-- Start DATA EXCERPTS --

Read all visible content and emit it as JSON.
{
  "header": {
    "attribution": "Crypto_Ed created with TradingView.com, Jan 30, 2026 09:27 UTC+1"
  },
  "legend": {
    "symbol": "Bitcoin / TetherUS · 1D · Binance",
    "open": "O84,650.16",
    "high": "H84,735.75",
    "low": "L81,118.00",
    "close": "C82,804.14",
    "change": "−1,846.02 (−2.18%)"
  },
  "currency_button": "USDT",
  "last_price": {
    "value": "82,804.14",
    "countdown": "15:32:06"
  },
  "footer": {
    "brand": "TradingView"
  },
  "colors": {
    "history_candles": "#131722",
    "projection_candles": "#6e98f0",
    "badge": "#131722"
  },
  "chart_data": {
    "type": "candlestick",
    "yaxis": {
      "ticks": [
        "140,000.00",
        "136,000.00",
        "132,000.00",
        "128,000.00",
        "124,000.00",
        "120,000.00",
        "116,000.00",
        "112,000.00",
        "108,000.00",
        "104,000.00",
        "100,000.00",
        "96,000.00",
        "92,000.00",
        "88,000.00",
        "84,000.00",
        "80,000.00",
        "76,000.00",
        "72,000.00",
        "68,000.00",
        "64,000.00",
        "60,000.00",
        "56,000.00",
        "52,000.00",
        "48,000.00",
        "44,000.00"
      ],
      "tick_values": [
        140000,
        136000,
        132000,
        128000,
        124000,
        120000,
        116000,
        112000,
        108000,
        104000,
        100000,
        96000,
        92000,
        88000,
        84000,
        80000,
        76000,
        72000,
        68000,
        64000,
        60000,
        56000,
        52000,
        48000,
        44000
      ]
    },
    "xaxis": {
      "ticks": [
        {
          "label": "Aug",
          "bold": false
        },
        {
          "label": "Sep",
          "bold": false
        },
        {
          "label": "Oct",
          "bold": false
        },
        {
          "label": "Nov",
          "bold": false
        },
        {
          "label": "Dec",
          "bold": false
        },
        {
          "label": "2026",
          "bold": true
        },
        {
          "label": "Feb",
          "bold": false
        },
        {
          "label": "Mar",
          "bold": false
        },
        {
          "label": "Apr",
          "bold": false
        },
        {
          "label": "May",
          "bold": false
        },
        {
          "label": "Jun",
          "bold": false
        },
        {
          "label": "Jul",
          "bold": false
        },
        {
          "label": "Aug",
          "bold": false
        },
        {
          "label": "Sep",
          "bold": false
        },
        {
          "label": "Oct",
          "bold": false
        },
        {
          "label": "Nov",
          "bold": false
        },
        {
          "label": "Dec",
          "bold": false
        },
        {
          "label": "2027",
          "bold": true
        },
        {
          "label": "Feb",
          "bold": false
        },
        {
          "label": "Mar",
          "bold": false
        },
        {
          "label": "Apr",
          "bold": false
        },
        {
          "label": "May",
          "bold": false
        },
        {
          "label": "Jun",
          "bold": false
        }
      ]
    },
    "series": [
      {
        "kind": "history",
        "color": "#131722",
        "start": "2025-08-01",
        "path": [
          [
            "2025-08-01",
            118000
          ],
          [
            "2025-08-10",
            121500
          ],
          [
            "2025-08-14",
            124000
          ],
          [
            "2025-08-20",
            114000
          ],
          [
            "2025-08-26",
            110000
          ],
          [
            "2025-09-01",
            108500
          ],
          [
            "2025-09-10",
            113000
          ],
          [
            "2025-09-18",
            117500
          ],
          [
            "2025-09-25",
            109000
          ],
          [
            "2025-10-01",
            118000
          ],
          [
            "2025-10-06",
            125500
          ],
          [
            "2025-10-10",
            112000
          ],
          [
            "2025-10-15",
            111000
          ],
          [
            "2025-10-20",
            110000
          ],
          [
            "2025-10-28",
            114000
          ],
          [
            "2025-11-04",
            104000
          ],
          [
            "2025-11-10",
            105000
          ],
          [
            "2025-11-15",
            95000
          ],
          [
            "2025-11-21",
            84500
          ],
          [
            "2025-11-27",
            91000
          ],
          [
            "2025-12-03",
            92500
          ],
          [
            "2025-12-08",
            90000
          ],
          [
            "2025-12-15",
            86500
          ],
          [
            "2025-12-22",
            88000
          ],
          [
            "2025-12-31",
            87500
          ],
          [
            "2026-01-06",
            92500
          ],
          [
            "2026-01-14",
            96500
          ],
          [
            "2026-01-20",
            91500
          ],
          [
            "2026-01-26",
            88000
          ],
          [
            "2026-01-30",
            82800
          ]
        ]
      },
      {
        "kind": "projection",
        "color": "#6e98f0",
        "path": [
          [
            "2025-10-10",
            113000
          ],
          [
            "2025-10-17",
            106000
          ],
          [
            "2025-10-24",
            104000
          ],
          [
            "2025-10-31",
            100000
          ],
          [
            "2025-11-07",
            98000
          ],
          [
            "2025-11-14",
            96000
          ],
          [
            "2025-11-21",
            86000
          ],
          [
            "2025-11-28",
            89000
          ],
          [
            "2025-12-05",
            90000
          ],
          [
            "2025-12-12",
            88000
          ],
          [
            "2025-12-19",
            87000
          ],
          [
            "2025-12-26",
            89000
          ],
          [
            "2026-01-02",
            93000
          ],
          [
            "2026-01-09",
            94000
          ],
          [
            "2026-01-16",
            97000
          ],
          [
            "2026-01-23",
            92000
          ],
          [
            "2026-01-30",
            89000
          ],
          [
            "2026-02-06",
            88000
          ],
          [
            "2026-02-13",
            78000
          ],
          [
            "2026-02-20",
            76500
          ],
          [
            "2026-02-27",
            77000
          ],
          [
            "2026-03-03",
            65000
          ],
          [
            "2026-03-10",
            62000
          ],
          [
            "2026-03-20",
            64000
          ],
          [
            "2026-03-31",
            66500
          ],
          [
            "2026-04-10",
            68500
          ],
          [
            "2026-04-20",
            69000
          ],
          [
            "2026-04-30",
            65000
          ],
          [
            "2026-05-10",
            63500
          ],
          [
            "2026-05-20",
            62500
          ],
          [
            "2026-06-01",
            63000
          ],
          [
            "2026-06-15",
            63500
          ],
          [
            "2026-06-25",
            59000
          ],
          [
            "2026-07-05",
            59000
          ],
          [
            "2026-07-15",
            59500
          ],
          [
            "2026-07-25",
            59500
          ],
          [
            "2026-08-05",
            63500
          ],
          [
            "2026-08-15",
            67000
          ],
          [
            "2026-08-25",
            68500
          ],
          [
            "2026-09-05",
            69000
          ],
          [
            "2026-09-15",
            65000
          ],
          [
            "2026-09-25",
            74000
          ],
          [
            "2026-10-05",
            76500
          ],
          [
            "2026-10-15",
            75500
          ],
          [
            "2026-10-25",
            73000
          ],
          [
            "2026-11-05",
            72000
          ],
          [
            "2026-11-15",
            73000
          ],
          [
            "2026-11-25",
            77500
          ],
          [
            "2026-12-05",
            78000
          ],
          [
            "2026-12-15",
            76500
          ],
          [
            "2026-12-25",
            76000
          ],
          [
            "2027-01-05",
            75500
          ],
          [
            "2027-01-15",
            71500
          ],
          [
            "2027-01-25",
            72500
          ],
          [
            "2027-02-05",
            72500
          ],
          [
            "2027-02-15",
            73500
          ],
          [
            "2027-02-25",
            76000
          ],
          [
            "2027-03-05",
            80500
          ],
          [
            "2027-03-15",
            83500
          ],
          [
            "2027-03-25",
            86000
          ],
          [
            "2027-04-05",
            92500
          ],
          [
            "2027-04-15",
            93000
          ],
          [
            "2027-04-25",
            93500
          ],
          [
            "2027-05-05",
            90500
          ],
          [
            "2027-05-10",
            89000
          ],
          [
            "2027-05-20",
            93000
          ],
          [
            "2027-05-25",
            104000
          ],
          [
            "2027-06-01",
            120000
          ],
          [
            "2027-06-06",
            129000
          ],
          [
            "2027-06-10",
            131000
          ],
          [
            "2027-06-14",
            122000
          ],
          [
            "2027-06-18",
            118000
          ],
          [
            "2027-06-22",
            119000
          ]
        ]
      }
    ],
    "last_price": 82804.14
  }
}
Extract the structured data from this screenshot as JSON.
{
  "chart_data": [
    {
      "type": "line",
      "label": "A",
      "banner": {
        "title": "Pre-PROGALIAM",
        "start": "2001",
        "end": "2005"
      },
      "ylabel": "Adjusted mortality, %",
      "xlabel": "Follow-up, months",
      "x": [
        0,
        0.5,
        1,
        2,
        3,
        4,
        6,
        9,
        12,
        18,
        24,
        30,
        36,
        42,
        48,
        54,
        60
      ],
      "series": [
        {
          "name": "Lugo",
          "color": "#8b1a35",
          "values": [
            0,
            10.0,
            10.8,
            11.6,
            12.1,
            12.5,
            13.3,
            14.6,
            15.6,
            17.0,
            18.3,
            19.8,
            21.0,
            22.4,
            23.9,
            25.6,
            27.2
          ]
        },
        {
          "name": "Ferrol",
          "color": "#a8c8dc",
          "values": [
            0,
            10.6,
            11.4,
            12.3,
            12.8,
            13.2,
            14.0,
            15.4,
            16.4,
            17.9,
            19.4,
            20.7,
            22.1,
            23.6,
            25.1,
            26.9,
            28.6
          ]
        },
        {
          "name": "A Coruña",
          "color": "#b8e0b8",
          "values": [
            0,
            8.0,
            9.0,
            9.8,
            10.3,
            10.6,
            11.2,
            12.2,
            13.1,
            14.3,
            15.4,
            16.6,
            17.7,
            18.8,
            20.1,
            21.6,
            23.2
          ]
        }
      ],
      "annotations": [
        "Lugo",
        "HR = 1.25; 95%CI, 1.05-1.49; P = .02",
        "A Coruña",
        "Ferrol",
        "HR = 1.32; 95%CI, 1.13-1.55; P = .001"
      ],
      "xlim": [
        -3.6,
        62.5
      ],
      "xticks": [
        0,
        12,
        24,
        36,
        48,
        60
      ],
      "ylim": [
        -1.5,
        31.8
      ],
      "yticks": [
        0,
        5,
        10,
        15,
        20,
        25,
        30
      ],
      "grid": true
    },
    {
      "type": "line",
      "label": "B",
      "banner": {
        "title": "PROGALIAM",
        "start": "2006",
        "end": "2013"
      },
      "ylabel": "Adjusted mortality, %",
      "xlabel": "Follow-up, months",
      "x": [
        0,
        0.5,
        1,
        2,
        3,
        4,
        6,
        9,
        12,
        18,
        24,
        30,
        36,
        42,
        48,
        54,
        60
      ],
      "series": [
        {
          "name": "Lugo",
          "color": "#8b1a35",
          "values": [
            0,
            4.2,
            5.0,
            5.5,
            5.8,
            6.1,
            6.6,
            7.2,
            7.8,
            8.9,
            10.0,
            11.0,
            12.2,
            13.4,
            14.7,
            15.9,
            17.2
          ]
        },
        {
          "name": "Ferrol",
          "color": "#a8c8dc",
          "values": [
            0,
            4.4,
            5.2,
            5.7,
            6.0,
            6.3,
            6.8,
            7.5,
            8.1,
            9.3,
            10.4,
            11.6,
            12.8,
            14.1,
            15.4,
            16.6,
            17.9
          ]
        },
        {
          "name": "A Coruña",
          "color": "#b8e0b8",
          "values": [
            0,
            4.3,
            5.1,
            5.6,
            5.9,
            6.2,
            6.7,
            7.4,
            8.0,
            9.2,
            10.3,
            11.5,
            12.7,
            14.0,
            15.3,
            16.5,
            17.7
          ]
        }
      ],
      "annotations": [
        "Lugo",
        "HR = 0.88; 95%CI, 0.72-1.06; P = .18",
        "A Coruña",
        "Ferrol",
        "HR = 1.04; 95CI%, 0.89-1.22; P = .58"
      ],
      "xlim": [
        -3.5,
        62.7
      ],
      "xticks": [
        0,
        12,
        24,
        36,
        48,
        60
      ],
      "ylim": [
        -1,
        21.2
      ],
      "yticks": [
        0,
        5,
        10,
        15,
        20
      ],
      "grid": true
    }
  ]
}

-- End DATA EXCERPTS --

▶ _EXERCISE PROMPT_
All lines holding the word "TradingView" should be picked out and copied.

▶ _RIGHT ANSWER_
    "attribution": "Crypto_Ed created with TradingView.com, Jan 30, 2026 09:27 UTC+1"
    "brand": "TradingView"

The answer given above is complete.